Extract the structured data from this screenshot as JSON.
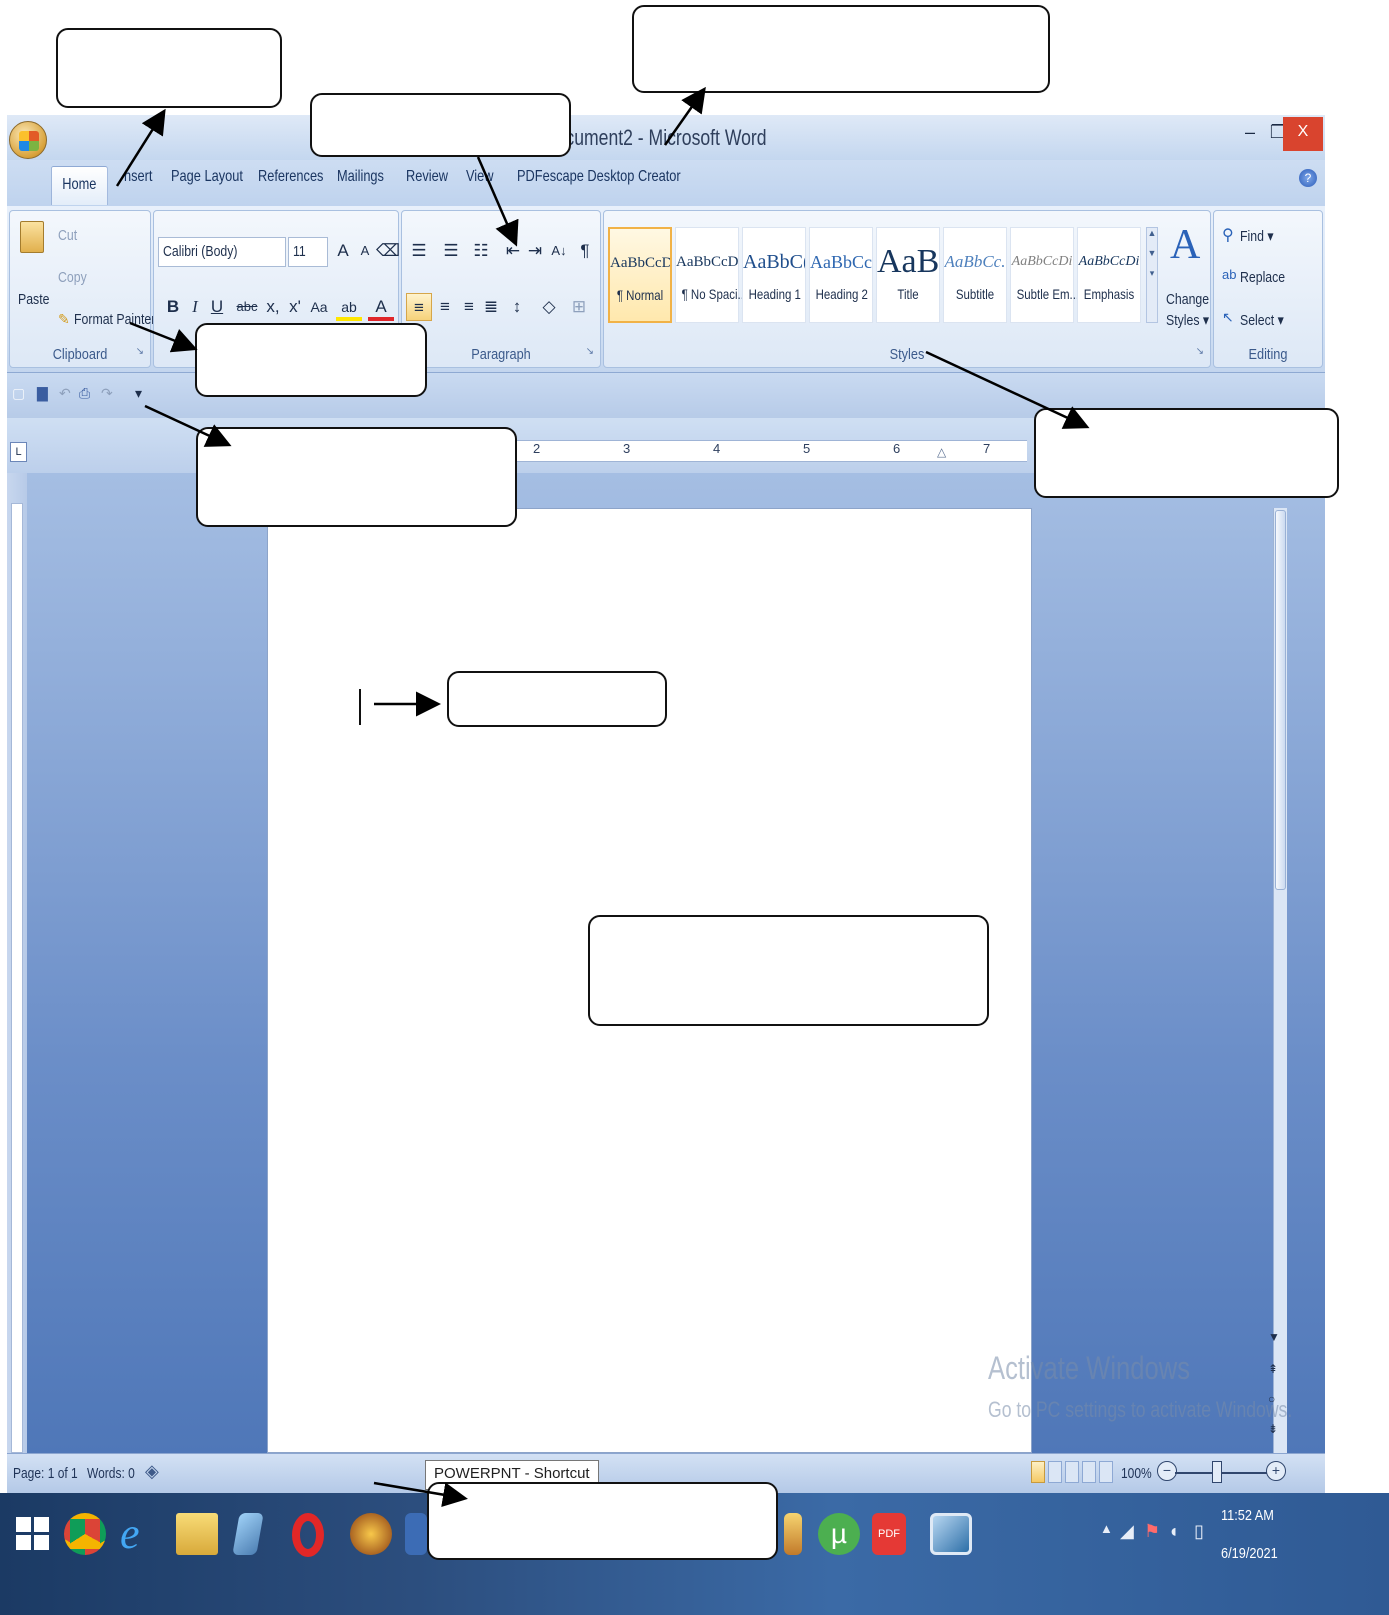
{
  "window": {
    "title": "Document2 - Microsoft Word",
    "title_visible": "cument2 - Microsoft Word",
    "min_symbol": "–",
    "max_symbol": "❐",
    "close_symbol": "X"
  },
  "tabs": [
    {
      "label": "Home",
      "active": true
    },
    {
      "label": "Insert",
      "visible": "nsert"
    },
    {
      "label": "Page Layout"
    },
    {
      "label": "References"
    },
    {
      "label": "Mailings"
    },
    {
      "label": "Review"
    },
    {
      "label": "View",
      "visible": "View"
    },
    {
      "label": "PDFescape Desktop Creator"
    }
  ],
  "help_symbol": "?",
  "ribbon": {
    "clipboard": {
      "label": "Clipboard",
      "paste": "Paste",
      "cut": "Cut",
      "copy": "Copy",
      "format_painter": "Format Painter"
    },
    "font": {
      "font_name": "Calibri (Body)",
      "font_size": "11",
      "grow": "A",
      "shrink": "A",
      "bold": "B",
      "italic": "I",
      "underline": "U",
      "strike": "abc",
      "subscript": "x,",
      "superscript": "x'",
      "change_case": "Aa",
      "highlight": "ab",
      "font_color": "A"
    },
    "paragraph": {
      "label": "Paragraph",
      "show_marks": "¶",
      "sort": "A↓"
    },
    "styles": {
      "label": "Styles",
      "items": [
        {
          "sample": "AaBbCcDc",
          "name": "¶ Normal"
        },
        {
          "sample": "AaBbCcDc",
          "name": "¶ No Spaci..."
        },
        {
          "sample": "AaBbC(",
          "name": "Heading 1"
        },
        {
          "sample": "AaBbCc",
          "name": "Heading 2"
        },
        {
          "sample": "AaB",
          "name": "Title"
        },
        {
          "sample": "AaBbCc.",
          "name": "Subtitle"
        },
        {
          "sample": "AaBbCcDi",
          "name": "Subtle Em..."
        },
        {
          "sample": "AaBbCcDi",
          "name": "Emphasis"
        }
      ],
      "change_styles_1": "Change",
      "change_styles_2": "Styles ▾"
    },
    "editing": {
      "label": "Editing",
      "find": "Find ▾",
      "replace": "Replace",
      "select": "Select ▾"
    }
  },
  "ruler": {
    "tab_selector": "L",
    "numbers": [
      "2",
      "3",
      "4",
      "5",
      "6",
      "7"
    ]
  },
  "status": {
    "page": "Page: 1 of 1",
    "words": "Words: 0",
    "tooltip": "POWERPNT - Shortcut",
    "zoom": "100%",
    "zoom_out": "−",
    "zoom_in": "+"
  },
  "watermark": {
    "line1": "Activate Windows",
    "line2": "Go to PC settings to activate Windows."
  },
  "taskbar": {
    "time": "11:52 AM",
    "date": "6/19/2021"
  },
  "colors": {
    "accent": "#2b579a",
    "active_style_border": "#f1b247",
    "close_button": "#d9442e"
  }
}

TASK DETAILS:
Write out the listing above again, exactly, but with no pictures in the copy.

FINISHED TASK:
Extract the structured data from this screenshot as JSON.
{
  "window": {
    "title": "Document2 - Microsoft Word",
    "title_visible": "cument2 - Microsoft Word",
    "min_symbol": "–",
    "max_symbol": "❐",
    "close_symbol": "X"
  },
  "tabs": [
    {
      "label": "Home",
      "active": true
    },
    {
      "label": "Insert",
      "visible": "nsert"
    },
    {
      "label": "Page Layout"
    },
    {
      "label": "References"
    },
    {
      "label": "Mailings"
    },
    {
      "label": "Review"
    },
    {
      "label": "View",
      "visible": "View"
    },
    {
      "label": "PDFescape Desktop Creator"
    }
  ],
  "help_symbol": "?",
  "ribbon": {
    "clipboard": {
      "label": "Clipboard",
      "paste": "Paste",
      "cut": "Cut",
      "copy": "Copy",
      "format_painter": "Format Painter"
    },
    "font": {
      "font_name": "Calibri (Body)",
      "font_size": "11",
      "grow": "A",
      "shrink": "A",
      "bold": "B",
      "italic": "I",
      "underline": "U",
      "strike": "abc",
      "subscript": "x,",
      "superscript": "x'",
      "change_case": "Aa",
      "highlight": "ab",
      "font_color": "A"
    },
    "paragraph": {
      "label": "Paragraph",
      "show_marks": "¶",
      "sort": "A↓"
    },
    "styles": {
      "label": "Styles",
      "items": [
        {
          "sample": "AaBbCcDc",
          "name": "¶ Normal"
        },
        {
          "sample": "AaBbCcDc",
          "name": "¶ No Spaci..."
        },
        {
          "sample": "AaBbC(",
          "name": "Heading 1"
        },
        {
          "sample": "AaBbCc",
          "name": "Heading 2"
        },
        {
          "sample": "AaB",
          "name": "Title"
        },
        {
          "sample": "AaBbCc.",
          "name": "Subtitle"
        },
        {
          "sample": "AaBbCcDi",
          "name": "Subtle Em..."
        },
        {
          "sample": "AaBbCcDi",
          "name": "Emphasis"
        }
      ],
      "change_styles_1": "Change",
      "change_styles_2": "Styles ▾"
    },
    "editing": {
      "label": "Editing",
      "find": "Find ▾",
      "replace": "Replace",
      "select": "Select ▾"
    }
  },
  "ruler": {
    "tab_selector": "L",
    "numbers": [
      "2",
      "3",
      "4",
      "5",
      "6",
      "7"
    ]
  },
  "status": {
    "page": "Page: 1 of 1",
    "words": "Words: 0",
    "tooltip": "POWERPNT - Shortcut",
    "zoom": "100%",
    "zoom_out": "−",
    "zoom_in": "+"
  },
  "watermark": {
    "line1": "Activate Windows",
    "line2": "Go to PC settings to activate Windows."
  },
  "taskbar": {
    "time": "11:52 AM",
    "date": "6/19/2021"
  },
  "colors": {
    "accent": "#2b579a",
    "active_style_border": "#f1b247",
    "close_button": "#d9442e"
  }
}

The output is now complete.